Start of RECORDS FOR PROCESSING

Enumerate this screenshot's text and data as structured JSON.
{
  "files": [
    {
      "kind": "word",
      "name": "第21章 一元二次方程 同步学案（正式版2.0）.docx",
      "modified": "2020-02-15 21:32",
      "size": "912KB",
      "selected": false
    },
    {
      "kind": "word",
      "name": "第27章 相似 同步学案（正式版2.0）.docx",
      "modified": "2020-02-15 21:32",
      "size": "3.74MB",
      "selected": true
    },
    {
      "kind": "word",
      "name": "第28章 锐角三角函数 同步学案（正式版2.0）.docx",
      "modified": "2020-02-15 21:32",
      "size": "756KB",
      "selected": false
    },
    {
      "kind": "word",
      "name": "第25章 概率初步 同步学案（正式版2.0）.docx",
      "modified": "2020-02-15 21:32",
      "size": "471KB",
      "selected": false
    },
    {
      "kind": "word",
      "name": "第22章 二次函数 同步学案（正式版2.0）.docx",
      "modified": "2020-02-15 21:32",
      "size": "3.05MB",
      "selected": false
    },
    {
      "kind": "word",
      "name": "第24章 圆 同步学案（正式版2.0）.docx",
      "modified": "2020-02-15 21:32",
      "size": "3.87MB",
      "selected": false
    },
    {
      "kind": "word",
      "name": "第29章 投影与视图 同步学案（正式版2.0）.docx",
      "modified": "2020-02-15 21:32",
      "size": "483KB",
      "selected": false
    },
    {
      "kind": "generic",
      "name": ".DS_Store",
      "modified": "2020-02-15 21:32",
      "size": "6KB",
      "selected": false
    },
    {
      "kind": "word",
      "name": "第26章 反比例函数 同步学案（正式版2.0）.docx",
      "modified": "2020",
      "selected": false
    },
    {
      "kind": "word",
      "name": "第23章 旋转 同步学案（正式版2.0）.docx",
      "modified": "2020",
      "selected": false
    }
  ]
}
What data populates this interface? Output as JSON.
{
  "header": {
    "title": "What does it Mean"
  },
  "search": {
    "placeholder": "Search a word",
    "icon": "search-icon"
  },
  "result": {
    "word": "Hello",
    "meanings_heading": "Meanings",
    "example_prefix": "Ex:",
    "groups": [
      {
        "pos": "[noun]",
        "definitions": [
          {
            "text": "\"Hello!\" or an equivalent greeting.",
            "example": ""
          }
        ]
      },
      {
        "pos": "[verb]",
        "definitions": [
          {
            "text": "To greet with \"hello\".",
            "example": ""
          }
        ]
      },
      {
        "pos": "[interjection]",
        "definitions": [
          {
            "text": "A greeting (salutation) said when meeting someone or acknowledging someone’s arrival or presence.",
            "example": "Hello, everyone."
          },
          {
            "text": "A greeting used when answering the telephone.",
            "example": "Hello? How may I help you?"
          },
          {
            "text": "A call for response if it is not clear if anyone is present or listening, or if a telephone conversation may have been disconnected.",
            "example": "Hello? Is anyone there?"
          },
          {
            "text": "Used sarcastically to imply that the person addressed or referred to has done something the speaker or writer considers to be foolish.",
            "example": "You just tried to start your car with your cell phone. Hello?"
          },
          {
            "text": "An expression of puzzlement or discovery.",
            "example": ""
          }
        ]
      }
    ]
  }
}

End of RECORDS FOR PROCESSING

EXERCISE PROMPT: Pull every line containing "with" from the data.

RESPONSE TO THIS TASK:
            "text": "To greet with \"hello\".",
            "example": "You just tried to start your car with your cell phone. Hello?"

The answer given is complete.